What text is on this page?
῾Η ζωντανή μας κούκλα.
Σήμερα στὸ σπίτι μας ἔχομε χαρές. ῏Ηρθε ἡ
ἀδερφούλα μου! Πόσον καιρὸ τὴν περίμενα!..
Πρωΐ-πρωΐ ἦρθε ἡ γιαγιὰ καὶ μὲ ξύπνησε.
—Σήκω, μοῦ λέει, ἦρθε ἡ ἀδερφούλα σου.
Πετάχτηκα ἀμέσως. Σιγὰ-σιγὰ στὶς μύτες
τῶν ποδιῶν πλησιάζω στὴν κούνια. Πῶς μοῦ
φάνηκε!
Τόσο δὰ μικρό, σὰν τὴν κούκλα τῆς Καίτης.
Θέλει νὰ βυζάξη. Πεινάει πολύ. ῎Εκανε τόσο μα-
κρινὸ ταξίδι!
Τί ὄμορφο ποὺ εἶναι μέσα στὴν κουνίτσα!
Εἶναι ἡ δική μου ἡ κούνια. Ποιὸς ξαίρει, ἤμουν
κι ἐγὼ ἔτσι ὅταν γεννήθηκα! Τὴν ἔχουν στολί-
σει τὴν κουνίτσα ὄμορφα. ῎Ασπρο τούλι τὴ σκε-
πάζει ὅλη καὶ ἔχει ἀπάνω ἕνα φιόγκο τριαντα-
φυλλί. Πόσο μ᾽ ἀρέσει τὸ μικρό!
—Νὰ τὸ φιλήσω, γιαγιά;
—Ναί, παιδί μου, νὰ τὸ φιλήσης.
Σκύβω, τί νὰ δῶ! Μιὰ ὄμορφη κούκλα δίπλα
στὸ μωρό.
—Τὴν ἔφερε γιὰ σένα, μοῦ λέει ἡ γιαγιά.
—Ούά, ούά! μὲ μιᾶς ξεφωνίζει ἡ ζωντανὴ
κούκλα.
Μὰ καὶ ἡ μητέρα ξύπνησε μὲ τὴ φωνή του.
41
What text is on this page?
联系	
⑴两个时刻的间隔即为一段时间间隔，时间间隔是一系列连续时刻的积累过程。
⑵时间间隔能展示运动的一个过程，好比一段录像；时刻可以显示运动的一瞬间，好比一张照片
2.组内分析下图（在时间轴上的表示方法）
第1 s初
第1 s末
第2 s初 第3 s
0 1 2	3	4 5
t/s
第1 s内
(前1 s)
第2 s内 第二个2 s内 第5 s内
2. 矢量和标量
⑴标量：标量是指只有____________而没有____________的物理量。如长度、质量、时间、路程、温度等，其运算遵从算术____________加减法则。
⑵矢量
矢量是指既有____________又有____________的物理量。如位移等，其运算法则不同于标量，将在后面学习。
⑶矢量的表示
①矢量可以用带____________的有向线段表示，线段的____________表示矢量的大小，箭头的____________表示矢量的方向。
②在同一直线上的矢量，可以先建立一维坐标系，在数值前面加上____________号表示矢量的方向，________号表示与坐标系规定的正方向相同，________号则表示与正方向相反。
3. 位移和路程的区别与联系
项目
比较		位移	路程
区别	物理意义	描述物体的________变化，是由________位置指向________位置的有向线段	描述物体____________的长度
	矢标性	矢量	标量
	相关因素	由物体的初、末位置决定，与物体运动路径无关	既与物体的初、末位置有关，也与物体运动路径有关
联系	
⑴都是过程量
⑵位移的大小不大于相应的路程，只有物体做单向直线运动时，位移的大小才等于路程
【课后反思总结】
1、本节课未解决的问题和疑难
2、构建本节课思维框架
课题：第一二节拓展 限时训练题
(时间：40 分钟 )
----------
What needs to be done :: Your task is to retype all of the records exactly.

Task answer ::
What text is on this page?
῾Η ζωντανή μας κούκλα.
Σήμερα στὸ σπίτι μας ἔχομε χαρές. ῏Ηρθε ἡ
ἀδερφούλα μου! Πόσον καιρὸ τὴν περίμενα!..
Πρωΐ-πρωΐ ἦρθε ἡ γιαγιὰ καὶ μὲ ξύπνησε.
—Σήκω, μοῦ λέει, ἦρθε ἡ ἀδερφούλα σου.
Πετάχτηκα ἀμέσως. Σιγὰ-σιγὰ στὶς μύτες
τῶν ποδιῶν πλησιάζω στὴν κούνια. Πῶς μοῦ
φάνηκε!
Τόσο δὰ μικρό, σὰν τὴν κούκλα τῆς Καίτης.
Θέλει νὰ βυζάξη. Πεινάει πολύ. ῎Εκανε τόσο μα-
κρινὸ ταξίδι!
Τί ὄμορφο ποὺ εἶναι μέσα στὴν κουνίτσα!
Εἶναι ἡ δική μου ἡ κούνια. Ποιὸς ξαίρει, ἤμουν
κι ἐγὼ ἔτσι ὅταν γεννήθηκα! Τὴν ἔχουν στολί-
σει τὴν κουνίτσα ὄμορφα. ῎Ασπρο τούλι τὴ σκε-
πάζει ὅλη καὶ ἔχει ἀπάνω ἕνα φιόγκο τριαντα-
φυλλί. Πόσο μ᾽ ἀρέσει τὸ μικρό!
—Νὰ τὸ φιλήσω, γιαγιά;
—Ναί, παιδί μου, νὰ τὸ φιλήσης.
Σκύβω, τί νὰ δῶ! Μιὰ ὄμορφη κούκλα δίπλα
στὸ μωρό.
—Τὴν ἔφερε γιὰ σένα, μοῦ λέει ἡ γιαγιά.
—Ούά, ούά! μὲ μιᾶς ξεφωνίζει ἡ ζωντανὴ
κούκλα.
Μὰ καὶ ἡ μητέρα ξύπνησε μὲ τὴ φωνή του.
41
What text is on this page?
联系	
⑴两个时刻的间隔即为一段时间间隔，时间间隔是一系列连续时刻的积累过程。
⑵时间间隔能展示运动的一个过程，好比一段录像；时刻可以显示运动的一瞬间，好比一张照片
2.组内分析下图（在时间轴上的表示方法）
第1 s初
第1 s末
第2 s初 第3 s
0 1 2	3	4 5
t/s
第1 s内
(前1 s)
第2 s内 第二个2 s内 第5 s内
2. 矢量和标量
⑴标量：标量是指只有____________而没有____________的物理量。如长度、质量、时间、路程、温度等，其运算遵从算术____________加减法则。
⑵矢量
矢量是指既有____________又有____________的物理量。如位移等，其运算法则不同于标量，将在后面学习。
⑶矢量的表示
①矢量可以用带____________的有向线段表示，线段的____________表示矢量的大小，箭头的____________表示矢量的方向。
②在同一直线上的矢量，可以先建立一维坐标系，在数值前面加上____________号表示矢量的方向，________号表示与坐标系规定的正方向相同，________号则表示与正方向相反。
3. 位移和路程的区别与联系
项目
比较		位移	路程
区别	物理意义	描述物体的________变化，是由________位置指向________位置的有向线段	描述物体____________的长度
	矢标性	矢量	标量
	相关因素	由物体的初、末位置决定，与物体运动路径无关	既与物体的初、末位置有关，也与物体运动路径有关
联系	
⑴都是过程量
⑵位移的大小不大于相应的路程，只有物体做单向直线运动时，位移的大小才等于路程
【课后反思总结】
1、本节课未解决的问题和疑难
2、构建本节课思维框架
课题：第一二节拓展 限时训练题
(时间：40 分钟 )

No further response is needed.